▶ **Task list**:
a - According to the excerpt on Twitter and Substack sportswriters, what is the name of Will Warren's hoops newsletter?
b - Continue the essay on Substack sportswriters and Twitter's verified badges from its final sentence.

──────── Excerpt provided

Several sportswriters who’ve migrated to Substack already had built-in audiences, like Joe Posnanski, Pablo Torre (coming soon), even Kareem Abdul-Jabbar and his wide-ranging newsletter. But this screwing around will stymie the reach of people like Kyle Kensing, who always has thought-provoking college sports opinions in The Press Break, and Will Warren, who writes an incredibly informative, data-driven hoops newsletter called Stats by Will, and Daniel Connolly, one of the most experienced UConn women’s basketball beat writers and founder of UConn WBB Weekly, and myself and many more.
None of us did anything to agitate Elon. We’re just the lucky ones who get to suffer the consequences.
The tides change fast on social media, as also seen in the Sturm und Drang over verified badges. What was once a signifier that you were who you said you were is now an $8 monthly subscription service. Elon donated a “paid” verified badge to resistance icon Stephen King because King explicitly proclaimed he didn’t want one; he did the same for the likes of LeBron James. Elon’s having a hoot pissing off the people who don’t like him, reducing Twitter to a $44 billion plaything and ignoring any real-world repercussions.
I’ll level with you, dear readers. As recently as eight months ago, I wanted that damn blue checkmark. Before Musk took over, I thought as a journalist it might lend a new veneer of legitimacy to my account, even get future prospective employers to give me a second look. It’s not that I loved the thing or longed to be part of the cool kids’ club; I just thought that’s how the game was being played.

────────────────
──────── Data supplied

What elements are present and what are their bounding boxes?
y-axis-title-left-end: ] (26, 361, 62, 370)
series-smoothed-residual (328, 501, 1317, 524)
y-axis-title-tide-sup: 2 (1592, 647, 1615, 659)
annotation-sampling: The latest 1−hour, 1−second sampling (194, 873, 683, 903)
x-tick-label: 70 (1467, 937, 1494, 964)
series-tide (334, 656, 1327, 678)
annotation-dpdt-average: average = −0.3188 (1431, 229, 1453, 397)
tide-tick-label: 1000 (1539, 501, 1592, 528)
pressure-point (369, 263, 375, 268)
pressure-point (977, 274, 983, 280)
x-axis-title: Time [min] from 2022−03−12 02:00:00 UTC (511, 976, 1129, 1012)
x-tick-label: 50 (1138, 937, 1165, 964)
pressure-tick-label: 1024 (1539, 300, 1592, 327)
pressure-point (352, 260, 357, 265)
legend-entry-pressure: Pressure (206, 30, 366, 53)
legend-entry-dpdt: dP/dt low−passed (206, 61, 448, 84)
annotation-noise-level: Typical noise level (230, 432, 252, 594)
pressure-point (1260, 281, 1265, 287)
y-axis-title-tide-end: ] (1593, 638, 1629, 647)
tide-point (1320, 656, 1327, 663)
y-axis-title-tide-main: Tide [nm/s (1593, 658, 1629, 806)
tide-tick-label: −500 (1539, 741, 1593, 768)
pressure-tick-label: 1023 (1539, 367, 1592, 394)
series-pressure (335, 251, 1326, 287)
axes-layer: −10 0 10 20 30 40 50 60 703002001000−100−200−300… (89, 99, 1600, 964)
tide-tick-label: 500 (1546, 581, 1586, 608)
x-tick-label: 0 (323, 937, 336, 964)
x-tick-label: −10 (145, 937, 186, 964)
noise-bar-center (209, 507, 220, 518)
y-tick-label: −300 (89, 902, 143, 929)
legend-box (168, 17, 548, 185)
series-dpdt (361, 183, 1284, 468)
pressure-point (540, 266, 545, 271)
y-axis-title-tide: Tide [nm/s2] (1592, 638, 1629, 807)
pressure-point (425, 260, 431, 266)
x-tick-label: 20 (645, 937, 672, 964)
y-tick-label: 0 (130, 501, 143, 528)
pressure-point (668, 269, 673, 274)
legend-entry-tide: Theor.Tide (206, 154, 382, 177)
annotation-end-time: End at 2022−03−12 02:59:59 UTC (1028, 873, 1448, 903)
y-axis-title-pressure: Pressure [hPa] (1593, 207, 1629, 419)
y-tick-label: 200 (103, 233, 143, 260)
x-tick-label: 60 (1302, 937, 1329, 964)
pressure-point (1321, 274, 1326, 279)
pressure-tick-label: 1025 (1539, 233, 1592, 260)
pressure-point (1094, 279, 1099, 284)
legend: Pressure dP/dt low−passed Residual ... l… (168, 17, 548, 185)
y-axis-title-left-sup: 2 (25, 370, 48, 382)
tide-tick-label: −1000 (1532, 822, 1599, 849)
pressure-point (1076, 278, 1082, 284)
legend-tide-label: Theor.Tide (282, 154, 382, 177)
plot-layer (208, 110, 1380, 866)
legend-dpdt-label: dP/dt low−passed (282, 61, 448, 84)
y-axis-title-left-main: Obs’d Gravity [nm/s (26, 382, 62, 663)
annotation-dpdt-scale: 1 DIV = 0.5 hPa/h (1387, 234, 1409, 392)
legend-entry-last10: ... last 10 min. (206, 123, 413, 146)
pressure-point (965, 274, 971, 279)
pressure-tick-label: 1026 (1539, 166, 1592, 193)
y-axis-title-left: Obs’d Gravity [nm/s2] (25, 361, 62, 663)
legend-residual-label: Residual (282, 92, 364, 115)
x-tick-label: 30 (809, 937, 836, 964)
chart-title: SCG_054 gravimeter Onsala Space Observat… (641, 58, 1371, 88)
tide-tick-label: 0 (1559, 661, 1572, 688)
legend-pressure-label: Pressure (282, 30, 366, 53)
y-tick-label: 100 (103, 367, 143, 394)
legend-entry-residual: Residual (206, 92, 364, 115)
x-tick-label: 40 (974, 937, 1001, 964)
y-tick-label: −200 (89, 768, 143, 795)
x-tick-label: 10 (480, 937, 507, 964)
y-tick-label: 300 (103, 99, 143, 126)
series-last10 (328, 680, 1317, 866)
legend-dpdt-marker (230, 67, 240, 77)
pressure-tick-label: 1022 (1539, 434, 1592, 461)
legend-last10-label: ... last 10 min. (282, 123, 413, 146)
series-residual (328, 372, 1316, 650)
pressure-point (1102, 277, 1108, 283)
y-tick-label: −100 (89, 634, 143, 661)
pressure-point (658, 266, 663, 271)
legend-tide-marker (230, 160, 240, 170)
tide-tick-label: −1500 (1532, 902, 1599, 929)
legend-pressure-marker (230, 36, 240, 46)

────────────────

▶ **Task-by-task results**:
a - Stats by Will

b -
First of all, I’m glad I never got the checkmark to begin with, now that it’s reduced to a blue “I love Elon” ribbon.
But now that all of Musk’s new edicts have been implemented, it’s clear that Twitter has become “free to play, pay to win.” Sure, you can use the site for free, but it’s not going to be the same user experience you were used to for so many years. If you want to make sure your tweets are being seen, you have to pay up.
This dilemma is not the end of the world, but for people like me it’s not nothing, either. I gained roughly 70 new followers on Twitter from October to now. I grew my Substack subscriber base by 38 in the same span. Twitter was often a hellhole long before Elon – but Sports Twitter was the most obvious place to reach people who’d be interested in reading my writing. With that no longer the case, I’ll have to get creative once again.
This was my 96th edition of Guarden State. I can’t say whether it will be my last. I was already planning to take a few months off from the project as college basketball drifted into the summer, its slowest period of the calendar. When September and October roll around, who knows where any of this will stand? I may have to seek out a different outlet altogether. If I stay with Substack, I may have to write more to make sure people are finding my work off social media. Do I have the time and drive for that? Maybe by the fall I’ll have an answer.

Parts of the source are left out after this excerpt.